* **Task prompt**
Report back each line of the data that contains the word "steuVE".
==== Study material
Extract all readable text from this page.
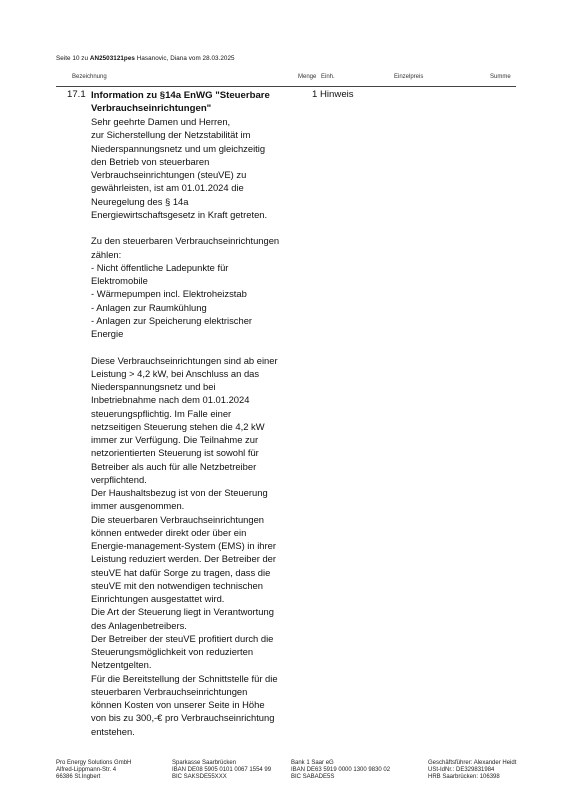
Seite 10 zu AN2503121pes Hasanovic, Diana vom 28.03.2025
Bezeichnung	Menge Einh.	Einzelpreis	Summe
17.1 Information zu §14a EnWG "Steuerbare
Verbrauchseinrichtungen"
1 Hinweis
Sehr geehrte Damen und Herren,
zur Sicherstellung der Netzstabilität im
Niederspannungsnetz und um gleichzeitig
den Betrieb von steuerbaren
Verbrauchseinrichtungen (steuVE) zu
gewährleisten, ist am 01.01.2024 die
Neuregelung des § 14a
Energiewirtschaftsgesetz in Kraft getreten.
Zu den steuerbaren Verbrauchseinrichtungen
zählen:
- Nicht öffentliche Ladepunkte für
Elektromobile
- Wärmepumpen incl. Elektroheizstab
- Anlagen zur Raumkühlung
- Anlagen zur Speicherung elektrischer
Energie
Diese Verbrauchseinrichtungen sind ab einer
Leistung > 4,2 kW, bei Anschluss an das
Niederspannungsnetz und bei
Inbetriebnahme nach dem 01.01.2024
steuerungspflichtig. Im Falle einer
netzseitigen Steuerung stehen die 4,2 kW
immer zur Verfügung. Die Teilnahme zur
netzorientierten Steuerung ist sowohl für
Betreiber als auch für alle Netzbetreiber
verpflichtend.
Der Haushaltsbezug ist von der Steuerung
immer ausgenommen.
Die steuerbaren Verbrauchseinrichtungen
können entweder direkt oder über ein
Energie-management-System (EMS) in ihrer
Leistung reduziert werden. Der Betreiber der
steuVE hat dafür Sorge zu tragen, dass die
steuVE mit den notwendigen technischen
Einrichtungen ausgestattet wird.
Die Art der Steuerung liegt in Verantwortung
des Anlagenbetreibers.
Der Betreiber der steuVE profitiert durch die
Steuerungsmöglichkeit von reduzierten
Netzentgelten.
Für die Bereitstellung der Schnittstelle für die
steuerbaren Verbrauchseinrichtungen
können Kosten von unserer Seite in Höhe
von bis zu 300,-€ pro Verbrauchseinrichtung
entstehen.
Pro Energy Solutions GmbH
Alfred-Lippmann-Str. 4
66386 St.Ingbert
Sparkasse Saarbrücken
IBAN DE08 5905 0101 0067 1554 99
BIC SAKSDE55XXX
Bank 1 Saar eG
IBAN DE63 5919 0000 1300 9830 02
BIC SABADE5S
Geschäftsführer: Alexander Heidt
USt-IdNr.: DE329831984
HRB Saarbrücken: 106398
========
* **Task output**
Verbrauchseinrichtungen (steuVE) zu
steuVE hat dafür Sorge zu tragen, dass die
steuVE mit den notwendigen technischen
Der Betreiber der steuVE profitiert durch die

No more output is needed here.